SET PROBLEM:
Print every entry, word for word, and skip the images.

>> Start SOURCE RECORDS

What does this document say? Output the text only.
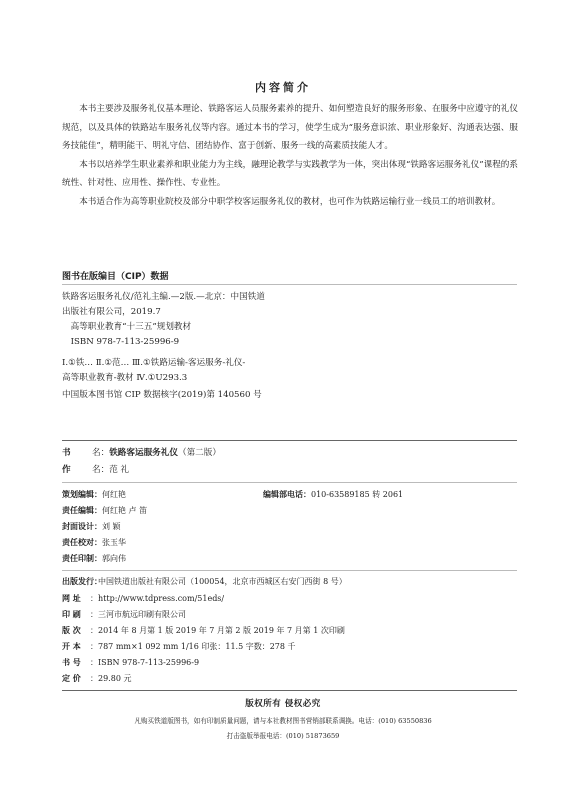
内容简介

本书主要涉及服务礼仪基本理论、铁路客运人员服务素养的提升、如何塑造良好的服务形象、在服务中应遵守的礼仪规范，以及具体的铁路站车服务礼仪等内容。通过本书的学习，使学生成为“服务意识浓、职业形象好、沟通表达强、服务技能佳”，精明能干、明礼守信、团结协作、富于创新、服务一线的高素质技能人才。

本书以培养学生职业素养和职业能力为主线，融理论教学与实践教学为一体，突出体现“铁路客运服务礼仪”课程的系统性、针对性、应用性、操作性、专业性。

本书适合作为高等职业院校及部分中职学校客运服务礼仪的教材，也可作为铁路运输行业一线员工的培训教材。

图书在版编目（CIP）数据
铁路客运服务礼仪/范礼主编.—2版.—北京：中国铁道
出版社有限公司，2019.7
高等职业教育“十三五”规划教材
ISBN 978-7-113-25996-9
Ⅰ.①铁… Ⅱ.①范… Ⅲ.①铁路运输-客运服务-礼仪-
高等职业教育-教材 Ⅳ.①U293.3
中国版本图书馆 CIP 数据核字(2019)第 140560 号
书 名：铁路客运服务礼仪（第二版）
作 名：范 礼
策划编辑：何红艳	编辑部电话：010-63589185 转 2061
责任编辑：何红艳 卢 笛
封面设计：刘 颖
责任校对：张玉华
责任印制：郭向伟
出版发行：中国铁道出版社有限公司（100054，北京市西城区右安门西街 8 号）
网 址 ：http://www.tdpress.com/51eds/
印 刷 ：三河市航远印刷有限公司
版 次 ：2014 年 8 月第 1 版 2019 年 7 月第 2 版 2019 年 7 月第 1 次印刷
开 本 ：787 mm×1 092 mm 1/16 印张：11.5 字数：278 千
书 号 ：ISBN 978-7-113-25996-9
定 价 ：29.80 元
版权所有 侵权必究
凡购买铁道版图书，如有印制质量问题，请与本社教材图书营销部联系调换。电话：(010) 63550836
打击盗版举报电话：(010) 51873659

>> End SOURCE RECORDS

TASK RESPONSE:
What does this document say? Output the text only.
内容简介

本书主要涉及服务礼仪基本理论、铁路客运人员服务素养的提升、如何塑造良好的服务形象、在服务中应遵守的礼仪规范，以及具体的铁路站车服务礼仪等内容。通过本书的学习，使学生成为“服务意识浓、职业形象好、沟通表达强、服务技能佳”，精明能干、明礼守信、团结协作、富于创新、服务一线的高素质技能人才。

本书以培养学生职业素养和职业能力为主线，融理论教学与实践教学为一体，突出体现“铁路客运服务礼仪”课程的系统性、针对性、应用性、操作性、专业性。

本书适合作为高等职业院校及部分中职学校客运服务礼仪的教材，也可作为铁路运输行业一线员工的培训教材。

图书在版编目（CIP）数据
铁路客运服务礼仪/范礼主编.—2版.—北京：中国铁道
出版社有限公司，2019.7
高等职业教育“十三五”规划教材
ISBN 978-7-113-25996-9
Ⅰ.①铁… Ⅱ.①范… Ⅲ.①铁路运输-客运服务-礼仪-
高等职业教育-教材 Ⅳ.①U293.3
中国版本图书馆 CIP 数据核字(2019)第 140560 号
书 名：铁路客运服务礼仪（第二版）
作 名：范 礼
策划编辑：何红艳	编辑部电话：010-63589185 转 2061
责任编辑：何红艳 卢 笛
封面设计：刘 颖
责任校对：张玉华
责任印制：郭向伟
出版发行：中国铁道出版社有限公司（100054，北京市西城区右安门西街 8 号）
网 址 ：http://www.tdpress.com/51eds/
印 刷 ：三河市航远印刷有限公司
版 次 ：2014 年 8 月第 1 版 2019 年 7 月第 2 版 2019 年 7 月第 1 次印刷
开 本 ：787 mm×1 092 mm 1/16 印张：11.5 字数：278 千
书 号 ：ISBN 978-7-113-25996-9
定 价 ：29.80 元
版权所有 侵权必究
凡购买铁道版图书，如有印制质量问题，请与本社教材图书营销部联系调换。电话：(010) 63550836
打击盗版举报电话：(010) 51873659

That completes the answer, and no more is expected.